**Records shown:**
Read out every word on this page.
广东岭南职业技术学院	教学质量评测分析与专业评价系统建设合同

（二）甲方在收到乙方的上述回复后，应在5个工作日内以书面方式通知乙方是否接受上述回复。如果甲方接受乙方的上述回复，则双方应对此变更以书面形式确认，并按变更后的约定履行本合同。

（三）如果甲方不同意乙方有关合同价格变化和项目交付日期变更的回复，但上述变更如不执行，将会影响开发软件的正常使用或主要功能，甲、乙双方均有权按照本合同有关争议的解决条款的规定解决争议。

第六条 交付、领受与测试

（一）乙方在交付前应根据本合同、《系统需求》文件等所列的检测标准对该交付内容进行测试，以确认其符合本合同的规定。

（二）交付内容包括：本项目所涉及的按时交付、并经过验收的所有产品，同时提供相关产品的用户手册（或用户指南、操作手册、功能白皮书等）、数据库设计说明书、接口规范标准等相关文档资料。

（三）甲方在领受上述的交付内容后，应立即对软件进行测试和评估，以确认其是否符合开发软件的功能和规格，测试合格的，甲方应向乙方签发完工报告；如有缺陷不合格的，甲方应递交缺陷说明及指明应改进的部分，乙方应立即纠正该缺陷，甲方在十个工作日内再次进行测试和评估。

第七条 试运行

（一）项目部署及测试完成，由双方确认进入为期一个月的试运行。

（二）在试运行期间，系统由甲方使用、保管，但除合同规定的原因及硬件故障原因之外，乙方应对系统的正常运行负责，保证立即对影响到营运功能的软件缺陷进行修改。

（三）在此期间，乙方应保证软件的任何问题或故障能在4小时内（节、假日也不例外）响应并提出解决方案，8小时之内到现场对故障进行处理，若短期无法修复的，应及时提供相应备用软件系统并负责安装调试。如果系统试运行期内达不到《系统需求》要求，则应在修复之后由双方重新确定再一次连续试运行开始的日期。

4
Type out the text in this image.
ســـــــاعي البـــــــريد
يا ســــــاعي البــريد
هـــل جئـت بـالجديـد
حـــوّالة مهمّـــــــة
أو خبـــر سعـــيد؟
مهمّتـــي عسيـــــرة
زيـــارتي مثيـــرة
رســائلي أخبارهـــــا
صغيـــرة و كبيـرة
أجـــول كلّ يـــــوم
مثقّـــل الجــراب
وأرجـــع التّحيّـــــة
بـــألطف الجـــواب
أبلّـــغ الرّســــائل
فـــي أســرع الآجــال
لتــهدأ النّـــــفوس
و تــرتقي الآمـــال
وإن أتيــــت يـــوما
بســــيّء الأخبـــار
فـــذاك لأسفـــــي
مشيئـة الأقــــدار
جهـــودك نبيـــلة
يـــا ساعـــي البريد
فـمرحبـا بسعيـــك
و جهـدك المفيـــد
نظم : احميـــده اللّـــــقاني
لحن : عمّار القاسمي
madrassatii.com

**The task:**
Repeat, word for word, every line from the line that contains "Type out the text in this image." to the end of the entries; include both of those lines and no others.

**Output:**
Type out the text in this image.
ســـــــاعي البـــــــريد
يا ســــــاعي البــريد
هـــل جئـت بـالجديـد
حـــوّالة مهمّـــــــة
أو خبـــر سعـــيد؟
مهمّتـــي عسيـــــرة
زيـــارتي مثيـــرة
رســائلي أخبارهـــــا
صغيـــرة و كبيـرة
أجـــول كلّ يـــــوم
مثقّـــل الجــراب
وأرجـــع التّحيّـــــة
بـــألطف الجـــواب
أبلّـــغ الرّســــائل
فـــي أســرع الآجــال
لتــهدأ النّـــــفوس
و تــرتقي الآمـــال
وإن أتيــــت يـــوما
بســــيّء الأخبـــار
فـــذاك لأسفـــــي
مشيئـة الأقــــدار
جهـــودك نبيـــلة
يـــا ساعـــي البريد
فـمرحبـا بسعيـــك
و جهـدك المفيـــد
نظم : احميـــده اللّـــــقاني
لحن : عمّار القاسمي
madrassatii.com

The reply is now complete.